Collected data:
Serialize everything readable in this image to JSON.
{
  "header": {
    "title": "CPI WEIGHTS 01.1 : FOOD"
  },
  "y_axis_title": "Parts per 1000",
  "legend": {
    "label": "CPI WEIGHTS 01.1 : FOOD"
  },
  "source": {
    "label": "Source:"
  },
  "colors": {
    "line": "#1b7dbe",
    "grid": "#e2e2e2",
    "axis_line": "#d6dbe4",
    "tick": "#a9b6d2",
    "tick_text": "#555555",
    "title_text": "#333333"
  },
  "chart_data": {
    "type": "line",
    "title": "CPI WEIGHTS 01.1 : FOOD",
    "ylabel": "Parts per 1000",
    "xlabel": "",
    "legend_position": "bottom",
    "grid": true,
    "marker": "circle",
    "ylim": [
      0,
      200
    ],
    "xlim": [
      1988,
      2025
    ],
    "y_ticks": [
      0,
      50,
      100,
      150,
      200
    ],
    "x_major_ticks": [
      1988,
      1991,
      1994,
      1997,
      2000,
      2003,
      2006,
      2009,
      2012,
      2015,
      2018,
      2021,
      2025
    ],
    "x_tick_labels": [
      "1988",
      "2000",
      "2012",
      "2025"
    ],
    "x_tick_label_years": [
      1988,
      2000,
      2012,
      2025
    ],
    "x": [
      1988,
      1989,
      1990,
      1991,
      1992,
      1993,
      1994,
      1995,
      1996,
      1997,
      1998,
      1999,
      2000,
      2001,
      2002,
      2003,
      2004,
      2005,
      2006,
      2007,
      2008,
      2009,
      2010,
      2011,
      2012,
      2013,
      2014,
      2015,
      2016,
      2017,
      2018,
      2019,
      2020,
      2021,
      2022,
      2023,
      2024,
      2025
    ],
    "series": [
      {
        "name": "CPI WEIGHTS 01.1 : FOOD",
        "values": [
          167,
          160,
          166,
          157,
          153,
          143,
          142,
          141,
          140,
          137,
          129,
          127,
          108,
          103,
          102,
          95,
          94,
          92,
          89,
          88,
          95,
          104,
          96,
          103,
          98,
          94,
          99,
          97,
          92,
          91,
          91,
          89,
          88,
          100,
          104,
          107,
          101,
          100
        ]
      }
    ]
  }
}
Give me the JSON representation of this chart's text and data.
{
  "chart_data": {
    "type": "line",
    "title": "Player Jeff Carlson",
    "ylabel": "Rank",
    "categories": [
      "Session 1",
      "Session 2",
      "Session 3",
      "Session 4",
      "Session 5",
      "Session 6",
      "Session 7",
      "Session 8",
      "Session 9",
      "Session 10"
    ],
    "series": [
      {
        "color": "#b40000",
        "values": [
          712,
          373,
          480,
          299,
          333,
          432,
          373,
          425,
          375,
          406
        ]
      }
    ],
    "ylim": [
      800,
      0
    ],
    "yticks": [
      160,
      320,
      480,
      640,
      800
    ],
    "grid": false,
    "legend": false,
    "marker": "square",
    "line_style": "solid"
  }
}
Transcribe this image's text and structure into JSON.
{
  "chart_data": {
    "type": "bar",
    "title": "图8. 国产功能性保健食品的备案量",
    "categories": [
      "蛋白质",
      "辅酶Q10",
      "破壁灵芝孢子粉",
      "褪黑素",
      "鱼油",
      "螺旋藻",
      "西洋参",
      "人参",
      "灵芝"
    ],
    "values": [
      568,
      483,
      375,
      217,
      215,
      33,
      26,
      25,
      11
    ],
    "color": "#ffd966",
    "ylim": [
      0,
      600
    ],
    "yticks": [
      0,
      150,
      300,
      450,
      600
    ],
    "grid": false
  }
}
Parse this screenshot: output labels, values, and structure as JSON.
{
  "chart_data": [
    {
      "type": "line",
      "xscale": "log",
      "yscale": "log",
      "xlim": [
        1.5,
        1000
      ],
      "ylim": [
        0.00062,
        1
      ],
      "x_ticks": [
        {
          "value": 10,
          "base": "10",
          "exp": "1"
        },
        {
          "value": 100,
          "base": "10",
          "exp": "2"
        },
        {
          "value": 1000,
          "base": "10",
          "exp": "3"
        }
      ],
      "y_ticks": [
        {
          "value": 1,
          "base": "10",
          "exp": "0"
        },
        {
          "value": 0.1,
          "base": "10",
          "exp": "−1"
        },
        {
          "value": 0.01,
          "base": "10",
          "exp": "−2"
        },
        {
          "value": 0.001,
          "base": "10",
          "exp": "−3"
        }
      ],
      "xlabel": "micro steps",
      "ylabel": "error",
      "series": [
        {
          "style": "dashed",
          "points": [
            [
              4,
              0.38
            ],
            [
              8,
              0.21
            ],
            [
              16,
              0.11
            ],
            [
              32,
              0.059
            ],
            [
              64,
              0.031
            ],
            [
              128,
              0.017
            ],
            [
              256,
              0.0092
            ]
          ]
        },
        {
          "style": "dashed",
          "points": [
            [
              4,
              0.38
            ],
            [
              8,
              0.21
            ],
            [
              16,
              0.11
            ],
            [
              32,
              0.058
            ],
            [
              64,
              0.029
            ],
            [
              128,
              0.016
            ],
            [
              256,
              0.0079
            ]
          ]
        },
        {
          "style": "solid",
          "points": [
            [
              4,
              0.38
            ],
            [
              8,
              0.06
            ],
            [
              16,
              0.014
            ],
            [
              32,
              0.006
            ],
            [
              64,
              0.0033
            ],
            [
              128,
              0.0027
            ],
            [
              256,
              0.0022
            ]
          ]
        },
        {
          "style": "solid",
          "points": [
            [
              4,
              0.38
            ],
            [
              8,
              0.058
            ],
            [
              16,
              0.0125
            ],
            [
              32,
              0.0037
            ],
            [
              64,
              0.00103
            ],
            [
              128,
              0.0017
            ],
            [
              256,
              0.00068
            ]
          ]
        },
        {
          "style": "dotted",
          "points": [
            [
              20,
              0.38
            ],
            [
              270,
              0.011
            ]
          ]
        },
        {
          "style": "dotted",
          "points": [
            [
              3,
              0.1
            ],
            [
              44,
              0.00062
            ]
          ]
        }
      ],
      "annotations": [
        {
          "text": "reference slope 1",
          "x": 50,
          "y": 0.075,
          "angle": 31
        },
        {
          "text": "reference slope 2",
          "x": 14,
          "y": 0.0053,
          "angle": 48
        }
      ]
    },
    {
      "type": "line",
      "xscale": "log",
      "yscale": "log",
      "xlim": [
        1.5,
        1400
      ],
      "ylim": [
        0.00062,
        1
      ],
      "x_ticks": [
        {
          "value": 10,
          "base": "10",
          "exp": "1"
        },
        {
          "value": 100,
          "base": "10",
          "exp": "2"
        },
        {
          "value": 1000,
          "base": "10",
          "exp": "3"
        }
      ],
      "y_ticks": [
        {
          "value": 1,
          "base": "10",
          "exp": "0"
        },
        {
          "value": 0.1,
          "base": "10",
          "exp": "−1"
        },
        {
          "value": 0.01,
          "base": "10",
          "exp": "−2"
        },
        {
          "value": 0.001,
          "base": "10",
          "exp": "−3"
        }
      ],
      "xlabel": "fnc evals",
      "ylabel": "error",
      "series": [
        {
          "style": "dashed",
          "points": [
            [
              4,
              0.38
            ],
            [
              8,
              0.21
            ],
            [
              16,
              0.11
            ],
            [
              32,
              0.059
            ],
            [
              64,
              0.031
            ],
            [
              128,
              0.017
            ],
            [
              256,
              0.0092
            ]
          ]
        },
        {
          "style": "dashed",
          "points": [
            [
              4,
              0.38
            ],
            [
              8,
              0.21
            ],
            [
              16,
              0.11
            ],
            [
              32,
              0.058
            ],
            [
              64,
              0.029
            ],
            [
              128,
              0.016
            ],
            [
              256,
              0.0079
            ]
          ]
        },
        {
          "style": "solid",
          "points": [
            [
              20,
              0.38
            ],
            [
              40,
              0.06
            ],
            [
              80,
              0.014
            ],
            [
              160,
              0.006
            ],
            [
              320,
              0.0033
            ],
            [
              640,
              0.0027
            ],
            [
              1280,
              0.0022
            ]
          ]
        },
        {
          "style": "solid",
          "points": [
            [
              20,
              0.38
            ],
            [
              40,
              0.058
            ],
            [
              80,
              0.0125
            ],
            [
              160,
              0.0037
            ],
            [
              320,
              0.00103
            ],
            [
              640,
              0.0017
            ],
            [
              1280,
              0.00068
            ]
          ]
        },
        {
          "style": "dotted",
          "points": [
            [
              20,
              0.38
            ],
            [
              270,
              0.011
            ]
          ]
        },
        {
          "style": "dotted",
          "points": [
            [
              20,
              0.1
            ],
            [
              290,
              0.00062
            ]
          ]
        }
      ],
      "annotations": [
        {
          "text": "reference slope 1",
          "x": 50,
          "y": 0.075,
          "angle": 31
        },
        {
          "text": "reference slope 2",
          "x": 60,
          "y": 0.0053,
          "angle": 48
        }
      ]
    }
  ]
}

> **Short exercise**
In the entries above, find every line with the word "grid" and list it.

> **Reply to the exercise**
    "grid": "#e2e2e2",
    "grid": true,
    "grid": false,
    "grid": false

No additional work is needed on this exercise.